◆ GIVEN TEXT ◆

• • •

Pharmacokinetics of
tertatolol were investigated in 22 hypertensive patients (12 men and 10 women; mean age +/- SD: 52.6 +/- 12.3 years) with
chronic renal failure defined by a mean
creatinine clearance (Clcr) of 24.6 +/- 15.9 mL/min/1.73 m2 (range: 6.2 to 68.7). A daily single dose of 5 mg
tertatolol was administered orally for 4 weeks, except in the 72 h following the first administration. Plasma samples and urine collections were carried out over 72 h after the first (D0) and the last dose (D27). After the first administration,
tertatolol was rapidly absorbed (time to peak concentration: 1.2 +/- 0.7 h) and peak concentration was 160 +/- 80 ng/mL. Plasma concentrations decreased following a biphasic curve, with two half-lives of 2.5 +/- 1.1 and 17.0 +/- 8.5 h, respectively. These parameters were not modified by repeated administration of
tertatolol and did not significantly correlate with Clcr either at D0 or at D27. Plasma levels were stable along the study with similar areas under plasma curves following the first and the last dose (P = NS). In addition, plasma levels extrapolated from first dose data did not significantly differ from those observed during repeated dosage. Plasma levels of the 4-OH metabolite which possesses a beta-blocking activity were low, inconstantly detectable, not related to the degree of renal impairment, and no accumulation occurred after chronic dosage. Renal excretion of
tertatolol and 4-OH
tertatolol was significantly increased by repeated administration (P less than .01) and correlated well with Clcr either at D0 or at D27. Four week treatment was well tolerated and significantly improved Clcr (+6.5%, P less than .02). In conclusion,
tertatolol was well tolerated and did not accumulate in patients with
renal failure of various degrees. The usual daily single dose of 5 mg may be kept unchanged whatever the degree of renal impairment.

• • •

◆ WORK INSTRUCTION 1 ◆
According to the tertatolol text, how many hypertensive patients were in the study?
◆ WORK INSTRUCTION 2 ◆
Translate this sentence from the tertatolol text into Spanish: "The usual daily single dose of 5 mg may be kept unchanged whatever the degree of renal impairment."

◆ LISTED RECORDS ◆
• • •

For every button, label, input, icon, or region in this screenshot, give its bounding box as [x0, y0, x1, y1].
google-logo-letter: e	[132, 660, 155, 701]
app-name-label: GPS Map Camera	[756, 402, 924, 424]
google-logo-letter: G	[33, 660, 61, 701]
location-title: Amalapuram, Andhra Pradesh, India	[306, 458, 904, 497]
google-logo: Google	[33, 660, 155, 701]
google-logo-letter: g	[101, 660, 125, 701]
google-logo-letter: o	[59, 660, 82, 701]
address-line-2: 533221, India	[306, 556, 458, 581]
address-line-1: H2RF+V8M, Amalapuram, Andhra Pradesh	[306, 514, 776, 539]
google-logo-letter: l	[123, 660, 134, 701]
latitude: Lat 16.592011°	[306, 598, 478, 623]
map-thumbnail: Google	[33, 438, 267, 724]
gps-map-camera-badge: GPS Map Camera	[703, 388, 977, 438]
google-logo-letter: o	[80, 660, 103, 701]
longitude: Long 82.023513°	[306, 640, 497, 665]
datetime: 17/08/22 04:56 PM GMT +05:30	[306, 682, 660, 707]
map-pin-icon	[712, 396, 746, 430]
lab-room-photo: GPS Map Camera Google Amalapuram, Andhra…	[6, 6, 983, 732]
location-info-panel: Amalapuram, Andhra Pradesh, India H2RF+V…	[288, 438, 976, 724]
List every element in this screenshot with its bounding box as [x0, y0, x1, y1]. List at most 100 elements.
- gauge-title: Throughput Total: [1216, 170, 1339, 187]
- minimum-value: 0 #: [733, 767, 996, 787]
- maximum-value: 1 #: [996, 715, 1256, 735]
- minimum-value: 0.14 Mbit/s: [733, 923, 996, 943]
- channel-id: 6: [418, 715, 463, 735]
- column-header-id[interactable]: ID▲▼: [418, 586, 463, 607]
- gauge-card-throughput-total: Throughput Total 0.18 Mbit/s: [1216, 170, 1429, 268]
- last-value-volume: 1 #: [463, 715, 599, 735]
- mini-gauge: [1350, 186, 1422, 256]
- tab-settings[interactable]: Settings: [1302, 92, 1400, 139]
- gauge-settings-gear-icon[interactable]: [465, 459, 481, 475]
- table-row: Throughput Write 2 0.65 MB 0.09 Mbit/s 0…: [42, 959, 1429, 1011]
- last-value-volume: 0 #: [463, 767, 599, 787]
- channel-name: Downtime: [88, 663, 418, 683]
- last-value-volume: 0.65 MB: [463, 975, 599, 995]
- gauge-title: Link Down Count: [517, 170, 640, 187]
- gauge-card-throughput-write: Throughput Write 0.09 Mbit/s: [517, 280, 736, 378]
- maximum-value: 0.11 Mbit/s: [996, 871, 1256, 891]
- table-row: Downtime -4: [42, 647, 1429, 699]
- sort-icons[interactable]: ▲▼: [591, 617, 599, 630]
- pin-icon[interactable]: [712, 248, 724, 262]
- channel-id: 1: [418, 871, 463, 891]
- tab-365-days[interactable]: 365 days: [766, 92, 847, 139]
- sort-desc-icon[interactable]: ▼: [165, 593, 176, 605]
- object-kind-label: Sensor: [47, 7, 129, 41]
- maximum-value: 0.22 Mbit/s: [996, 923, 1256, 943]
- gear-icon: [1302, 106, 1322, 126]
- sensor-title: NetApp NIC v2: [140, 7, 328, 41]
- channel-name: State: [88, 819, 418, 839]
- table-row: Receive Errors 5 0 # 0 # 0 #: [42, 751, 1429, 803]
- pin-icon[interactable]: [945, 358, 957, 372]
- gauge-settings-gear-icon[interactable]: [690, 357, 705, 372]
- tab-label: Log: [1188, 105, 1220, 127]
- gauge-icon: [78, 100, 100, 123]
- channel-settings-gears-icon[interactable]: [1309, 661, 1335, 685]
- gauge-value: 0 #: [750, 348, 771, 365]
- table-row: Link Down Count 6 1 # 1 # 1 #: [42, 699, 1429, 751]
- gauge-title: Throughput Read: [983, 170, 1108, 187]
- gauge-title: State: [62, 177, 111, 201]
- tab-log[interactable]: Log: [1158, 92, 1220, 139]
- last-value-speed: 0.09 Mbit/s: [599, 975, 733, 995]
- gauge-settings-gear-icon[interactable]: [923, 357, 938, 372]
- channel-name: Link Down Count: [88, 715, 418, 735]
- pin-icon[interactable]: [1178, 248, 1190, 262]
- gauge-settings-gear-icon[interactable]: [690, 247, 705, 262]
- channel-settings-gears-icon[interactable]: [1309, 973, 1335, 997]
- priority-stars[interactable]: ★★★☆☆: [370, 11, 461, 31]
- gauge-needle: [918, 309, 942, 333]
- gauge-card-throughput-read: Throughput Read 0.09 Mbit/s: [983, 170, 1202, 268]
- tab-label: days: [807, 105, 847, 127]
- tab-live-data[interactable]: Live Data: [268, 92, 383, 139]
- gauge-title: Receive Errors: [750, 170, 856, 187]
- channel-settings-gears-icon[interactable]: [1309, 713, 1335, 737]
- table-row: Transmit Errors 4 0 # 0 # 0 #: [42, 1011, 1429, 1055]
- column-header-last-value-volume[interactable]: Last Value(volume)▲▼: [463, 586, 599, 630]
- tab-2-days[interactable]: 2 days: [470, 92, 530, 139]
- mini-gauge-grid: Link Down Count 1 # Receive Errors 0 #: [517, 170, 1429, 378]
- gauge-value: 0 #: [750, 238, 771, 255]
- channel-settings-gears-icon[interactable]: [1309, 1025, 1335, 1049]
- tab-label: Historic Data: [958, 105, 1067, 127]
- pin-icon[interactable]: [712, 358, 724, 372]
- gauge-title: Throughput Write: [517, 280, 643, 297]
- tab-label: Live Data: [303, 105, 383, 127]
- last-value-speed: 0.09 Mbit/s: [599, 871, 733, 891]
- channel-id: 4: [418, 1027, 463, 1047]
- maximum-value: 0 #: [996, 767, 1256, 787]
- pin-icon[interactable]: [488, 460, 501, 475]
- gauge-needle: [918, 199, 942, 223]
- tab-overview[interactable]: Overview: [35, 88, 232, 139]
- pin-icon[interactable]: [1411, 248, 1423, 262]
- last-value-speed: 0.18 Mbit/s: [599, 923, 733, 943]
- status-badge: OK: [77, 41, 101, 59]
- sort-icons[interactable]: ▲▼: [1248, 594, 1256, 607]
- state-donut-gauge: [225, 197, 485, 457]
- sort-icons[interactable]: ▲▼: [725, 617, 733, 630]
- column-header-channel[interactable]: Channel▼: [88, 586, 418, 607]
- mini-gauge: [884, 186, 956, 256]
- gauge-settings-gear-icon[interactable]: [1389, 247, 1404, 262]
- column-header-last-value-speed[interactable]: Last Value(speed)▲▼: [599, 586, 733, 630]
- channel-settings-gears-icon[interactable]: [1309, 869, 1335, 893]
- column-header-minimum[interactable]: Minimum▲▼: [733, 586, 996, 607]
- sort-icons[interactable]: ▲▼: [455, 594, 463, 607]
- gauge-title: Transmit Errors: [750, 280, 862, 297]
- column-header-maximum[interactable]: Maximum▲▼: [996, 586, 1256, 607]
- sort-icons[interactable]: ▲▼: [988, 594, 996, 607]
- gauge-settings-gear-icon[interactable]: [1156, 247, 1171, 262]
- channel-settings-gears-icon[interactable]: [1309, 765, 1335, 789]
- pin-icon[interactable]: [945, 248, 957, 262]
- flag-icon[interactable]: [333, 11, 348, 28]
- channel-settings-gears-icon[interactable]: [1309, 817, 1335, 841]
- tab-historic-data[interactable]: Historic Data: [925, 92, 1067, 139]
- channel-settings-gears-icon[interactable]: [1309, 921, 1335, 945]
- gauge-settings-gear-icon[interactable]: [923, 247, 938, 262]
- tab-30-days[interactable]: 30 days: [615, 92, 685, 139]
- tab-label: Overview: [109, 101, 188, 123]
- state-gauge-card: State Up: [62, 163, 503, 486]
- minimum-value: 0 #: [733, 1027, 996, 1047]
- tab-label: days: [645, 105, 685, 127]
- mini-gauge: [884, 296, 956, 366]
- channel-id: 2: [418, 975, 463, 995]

• • •

◆ RESPONSE AREA 1 ◆
22 hypertensive patients (12 men and 10 women).

◆ RESPONSE AREA 2 ◆
La dosis única diaria habitual de 5 mg puede mantenerse sin cambios, cualquiera que sea el grado de deterioro de la función renal.